• GIVEN DATA
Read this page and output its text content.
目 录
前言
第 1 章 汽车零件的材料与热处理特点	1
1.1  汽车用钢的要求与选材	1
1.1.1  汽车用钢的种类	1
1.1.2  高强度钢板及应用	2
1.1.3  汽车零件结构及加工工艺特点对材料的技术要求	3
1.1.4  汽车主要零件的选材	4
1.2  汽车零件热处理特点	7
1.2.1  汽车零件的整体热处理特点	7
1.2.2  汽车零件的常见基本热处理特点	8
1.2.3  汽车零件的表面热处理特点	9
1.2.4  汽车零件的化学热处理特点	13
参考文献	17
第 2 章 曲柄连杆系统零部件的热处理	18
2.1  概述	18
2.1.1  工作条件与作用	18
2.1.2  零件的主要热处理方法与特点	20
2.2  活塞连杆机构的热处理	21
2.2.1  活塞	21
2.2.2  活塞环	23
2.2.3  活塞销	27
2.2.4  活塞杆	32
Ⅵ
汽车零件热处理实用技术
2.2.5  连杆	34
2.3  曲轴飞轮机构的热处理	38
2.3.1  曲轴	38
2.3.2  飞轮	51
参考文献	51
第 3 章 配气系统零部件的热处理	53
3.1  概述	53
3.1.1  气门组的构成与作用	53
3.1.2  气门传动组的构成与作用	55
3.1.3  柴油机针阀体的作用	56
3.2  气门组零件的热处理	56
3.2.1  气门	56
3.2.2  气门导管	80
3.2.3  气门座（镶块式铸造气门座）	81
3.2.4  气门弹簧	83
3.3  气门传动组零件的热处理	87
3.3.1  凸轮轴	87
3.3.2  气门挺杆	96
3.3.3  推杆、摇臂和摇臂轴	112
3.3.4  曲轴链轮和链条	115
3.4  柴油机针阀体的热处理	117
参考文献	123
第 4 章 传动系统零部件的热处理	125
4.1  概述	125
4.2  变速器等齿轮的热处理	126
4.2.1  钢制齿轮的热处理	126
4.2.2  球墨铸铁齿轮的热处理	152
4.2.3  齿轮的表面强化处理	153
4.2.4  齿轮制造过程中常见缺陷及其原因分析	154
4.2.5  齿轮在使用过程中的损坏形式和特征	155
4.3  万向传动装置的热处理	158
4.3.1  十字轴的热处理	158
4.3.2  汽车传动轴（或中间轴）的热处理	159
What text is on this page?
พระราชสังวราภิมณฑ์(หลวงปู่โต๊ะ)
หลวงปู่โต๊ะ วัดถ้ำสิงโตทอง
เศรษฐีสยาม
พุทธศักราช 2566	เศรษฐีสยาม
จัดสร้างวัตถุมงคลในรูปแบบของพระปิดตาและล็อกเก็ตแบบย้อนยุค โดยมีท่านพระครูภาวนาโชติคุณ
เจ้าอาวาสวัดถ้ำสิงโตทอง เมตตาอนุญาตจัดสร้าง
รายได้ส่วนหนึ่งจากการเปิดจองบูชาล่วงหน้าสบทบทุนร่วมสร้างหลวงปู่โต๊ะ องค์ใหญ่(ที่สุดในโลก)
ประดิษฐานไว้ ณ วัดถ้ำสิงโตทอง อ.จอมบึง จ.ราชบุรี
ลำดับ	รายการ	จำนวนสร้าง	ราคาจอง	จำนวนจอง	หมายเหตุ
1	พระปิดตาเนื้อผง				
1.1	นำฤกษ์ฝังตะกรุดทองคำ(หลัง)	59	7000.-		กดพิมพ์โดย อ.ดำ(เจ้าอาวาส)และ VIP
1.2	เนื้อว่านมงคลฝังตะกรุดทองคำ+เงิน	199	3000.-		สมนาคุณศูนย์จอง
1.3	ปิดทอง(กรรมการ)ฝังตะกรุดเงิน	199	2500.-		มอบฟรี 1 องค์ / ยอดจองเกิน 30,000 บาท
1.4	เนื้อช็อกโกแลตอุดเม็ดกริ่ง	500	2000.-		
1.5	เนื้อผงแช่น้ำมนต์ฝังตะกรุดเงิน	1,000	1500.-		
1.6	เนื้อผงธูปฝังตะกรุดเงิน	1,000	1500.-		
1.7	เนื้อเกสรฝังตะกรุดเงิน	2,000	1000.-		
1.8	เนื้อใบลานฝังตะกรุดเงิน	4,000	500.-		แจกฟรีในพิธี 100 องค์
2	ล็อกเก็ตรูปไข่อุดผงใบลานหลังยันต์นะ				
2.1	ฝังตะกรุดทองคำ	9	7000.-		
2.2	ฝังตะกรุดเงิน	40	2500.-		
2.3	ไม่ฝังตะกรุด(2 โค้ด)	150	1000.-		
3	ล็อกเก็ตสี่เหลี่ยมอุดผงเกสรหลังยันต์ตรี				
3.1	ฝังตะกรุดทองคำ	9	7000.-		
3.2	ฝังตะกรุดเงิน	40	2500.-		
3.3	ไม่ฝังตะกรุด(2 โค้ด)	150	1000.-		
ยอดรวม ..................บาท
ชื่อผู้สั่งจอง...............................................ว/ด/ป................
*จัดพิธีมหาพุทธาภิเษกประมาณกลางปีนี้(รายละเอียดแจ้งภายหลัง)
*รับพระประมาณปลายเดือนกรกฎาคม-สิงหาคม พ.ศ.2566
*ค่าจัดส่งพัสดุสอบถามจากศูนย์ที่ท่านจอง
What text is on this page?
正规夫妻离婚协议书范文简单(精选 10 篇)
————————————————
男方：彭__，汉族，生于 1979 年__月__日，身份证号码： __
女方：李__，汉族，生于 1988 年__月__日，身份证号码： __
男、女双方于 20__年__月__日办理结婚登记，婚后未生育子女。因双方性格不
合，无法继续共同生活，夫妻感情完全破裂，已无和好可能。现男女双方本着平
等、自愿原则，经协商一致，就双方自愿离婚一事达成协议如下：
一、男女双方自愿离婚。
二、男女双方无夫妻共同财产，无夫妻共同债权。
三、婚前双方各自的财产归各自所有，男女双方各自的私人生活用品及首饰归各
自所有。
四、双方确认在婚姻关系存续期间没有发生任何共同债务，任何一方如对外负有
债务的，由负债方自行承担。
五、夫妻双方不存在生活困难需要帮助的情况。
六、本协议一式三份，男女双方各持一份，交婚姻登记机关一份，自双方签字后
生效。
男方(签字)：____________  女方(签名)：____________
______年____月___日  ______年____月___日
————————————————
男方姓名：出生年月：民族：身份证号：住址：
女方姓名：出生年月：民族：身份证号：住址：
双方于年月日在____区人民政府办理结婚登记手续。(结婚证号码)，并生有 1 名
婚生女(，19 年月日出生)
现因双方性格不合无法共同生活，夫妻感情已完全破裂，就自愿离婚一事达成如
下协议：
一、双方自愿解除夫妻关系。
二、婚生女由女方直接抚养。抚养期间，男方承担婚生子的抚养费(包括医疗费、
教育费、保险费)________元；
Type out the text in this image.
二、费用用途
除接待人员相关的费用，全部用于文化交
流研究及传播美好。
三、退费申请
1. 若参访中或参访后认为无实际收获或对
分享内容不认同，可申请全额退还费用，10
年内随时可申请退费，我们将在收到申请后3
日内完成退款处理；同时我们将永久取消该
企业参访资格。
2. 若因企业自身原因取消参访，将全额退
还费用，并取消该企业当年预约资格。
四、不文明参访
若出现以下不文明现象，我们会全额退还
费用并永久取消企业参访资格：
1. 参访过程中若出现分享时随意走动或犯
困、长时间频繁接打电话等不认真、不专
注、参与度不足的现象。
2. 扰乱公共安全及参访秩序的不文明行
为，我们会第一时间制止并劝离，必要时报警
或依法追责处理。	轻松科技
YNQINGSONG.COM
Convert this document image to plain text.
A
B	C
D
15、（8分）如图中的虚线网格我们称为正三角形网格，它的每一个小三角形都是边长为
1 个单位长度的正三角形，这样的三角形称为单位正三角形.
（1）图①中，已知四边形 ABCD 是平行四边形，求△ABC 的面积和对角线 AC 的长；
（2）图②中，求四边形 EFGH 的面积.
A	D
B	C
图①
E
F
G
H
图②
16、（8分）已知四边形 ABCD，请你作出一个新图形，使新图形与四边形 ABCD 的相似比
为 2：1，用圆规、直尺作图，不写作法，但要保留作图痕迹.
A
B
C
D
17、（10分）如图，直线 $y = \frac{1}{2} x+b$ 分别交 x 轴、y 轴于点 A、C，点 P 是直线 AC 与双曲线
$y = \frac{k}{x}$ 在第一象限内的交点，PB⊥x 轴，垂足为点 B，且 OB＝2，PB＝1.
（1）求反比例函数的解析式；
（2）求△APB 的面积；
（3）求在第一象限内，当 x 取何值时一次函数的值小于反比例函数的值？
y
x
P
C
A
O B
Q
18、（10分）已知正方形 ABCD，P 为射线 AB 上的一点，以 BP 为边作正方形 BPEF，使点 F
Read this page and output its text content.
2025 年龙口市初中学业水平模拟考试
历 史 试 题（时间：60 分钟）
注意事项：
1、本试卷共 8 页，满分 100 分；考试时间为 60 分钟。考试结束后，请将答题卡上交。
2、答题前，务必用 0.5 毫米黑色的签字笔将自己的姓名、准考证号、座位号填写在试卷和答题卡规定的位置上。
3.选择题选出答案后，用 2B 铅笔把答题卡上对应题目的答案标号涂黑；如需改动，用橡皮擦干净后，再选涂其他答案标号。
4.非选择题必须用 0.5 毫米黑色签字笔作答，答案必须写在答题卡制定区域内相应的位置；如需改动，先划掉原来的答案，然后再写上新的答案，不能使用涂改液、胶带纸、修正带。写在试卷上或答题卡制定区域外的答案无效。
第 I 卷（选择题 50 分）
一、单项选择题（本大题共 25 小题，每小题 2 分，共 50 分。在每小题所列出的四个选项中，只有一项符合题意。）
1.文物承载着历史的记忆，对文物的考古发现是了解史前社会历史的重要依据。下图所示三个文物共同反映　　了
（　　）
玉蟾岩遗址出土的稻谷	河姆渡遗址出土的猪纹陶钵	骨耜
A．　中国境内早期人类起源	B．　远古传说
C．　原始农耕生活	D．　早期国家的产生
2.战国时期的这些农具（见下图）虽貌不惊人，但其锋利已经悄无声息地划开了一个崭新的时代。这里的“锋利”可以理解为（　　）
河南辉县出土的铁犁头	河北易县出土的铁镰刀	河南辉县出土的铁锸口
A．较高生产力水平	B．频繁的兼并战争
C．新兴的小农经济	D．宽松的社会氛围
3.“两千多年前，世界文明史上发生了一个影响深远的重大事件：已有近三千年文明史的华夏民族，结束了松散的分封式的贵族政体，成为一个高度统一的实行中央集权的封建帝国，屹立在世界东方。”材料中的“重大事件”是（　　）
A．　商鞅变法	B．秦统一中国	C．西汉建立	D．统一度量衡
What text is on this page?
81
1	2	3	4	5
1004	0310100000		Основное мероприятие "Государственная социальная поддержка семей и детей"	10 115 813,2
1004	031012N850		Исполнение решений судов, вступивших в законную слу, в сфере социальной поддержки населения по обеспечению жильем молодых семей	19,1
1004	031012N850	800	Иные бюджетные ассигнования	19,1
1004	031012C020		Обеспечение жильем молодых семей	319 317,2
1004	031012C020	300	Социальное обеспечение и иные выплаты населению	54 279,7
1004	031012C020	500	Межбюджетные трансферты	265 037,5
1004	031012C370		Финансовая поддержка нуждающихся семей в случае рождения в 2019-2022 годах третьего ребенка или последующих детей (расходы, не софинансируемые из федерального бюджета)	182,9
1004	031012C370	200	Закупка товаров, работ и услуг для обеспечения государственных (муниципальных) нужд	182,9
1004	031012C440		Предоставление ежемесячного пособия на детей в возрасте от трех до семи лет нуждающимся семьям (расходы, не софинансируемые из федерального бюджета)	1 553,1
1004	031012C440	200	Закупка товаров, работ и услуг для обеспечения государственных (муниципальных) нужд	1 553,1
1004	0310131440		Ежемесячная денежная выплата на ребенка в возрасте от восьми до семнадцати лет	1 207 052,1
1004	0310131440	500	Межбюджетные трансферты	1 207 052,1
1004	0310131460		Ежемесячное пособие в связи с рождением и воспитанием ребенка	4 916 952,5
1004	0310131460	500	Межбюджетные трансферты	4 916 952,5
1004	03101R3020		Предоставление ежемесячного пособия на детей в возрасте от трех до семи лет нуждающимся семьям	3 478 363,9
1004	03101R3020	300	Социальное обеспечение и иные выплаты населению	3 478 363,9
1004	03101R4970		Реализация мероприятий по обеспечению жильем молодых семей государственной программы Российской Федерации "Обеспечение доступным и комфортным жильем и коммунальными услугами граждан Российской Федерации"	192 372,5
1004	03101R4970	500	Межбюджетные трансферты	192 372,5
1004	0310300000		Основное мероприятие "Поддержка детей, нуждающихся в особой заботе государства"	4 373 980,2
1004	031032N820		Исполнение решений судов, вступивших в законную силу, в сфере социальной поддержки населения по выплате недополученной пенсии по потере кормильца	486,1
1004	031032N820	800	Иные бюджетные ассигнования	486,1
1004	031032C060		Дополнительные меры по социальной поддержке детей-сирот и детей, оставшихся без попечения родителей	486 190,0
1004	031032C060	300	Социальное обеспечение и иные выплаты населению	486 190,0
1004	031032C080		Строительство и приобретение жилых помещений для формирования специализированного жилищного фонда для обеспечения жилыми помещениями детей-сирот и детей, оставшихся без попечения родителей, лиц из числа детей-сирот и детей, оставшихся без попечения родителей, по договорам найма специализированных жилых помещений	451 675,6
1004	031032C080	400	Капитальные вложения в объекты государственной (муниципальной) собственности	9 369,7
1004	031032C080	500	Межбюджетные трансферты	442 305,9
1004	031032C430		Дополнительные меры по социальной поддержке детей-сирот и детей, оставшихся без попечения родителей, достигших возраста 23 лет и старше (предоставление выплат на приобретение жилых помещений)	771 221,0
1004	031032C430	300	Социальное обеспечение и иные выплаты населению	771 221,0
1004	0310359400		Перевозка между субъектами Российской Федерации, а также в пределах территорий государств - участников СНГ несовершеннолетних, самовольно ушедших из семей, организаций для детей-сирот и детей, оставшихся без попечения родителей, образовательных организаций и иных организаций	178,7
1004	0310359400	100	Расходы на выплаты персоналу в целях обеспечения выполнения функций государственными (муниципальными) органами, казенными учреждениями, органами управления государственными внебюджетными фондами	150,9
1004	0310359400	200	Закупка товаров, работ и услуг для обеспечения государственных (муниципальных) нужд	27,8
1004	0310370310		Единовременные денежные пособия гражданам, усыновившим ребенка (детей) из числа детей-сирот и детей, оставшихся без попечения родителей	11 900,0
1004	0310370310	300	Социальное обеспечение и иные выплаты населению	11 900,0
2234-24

• TO BE DONE
Select all lines in the listing that include the word "обеспечению".

• WRITTEN ANSWER
1004	031012N850		Исполнение решений судов, вступивших в законную слу, в сфере социальной поддержки населения по обеспечению жильем молодых семей	19,1
1004	03101R4970		Реализация мероприятий по обеспечению жильем молодых семей государственной программы Российской Федерации "Обеспечение доступным и комфортным жильем и коммунальными услугами граждан Российской Федерации"	192 372,5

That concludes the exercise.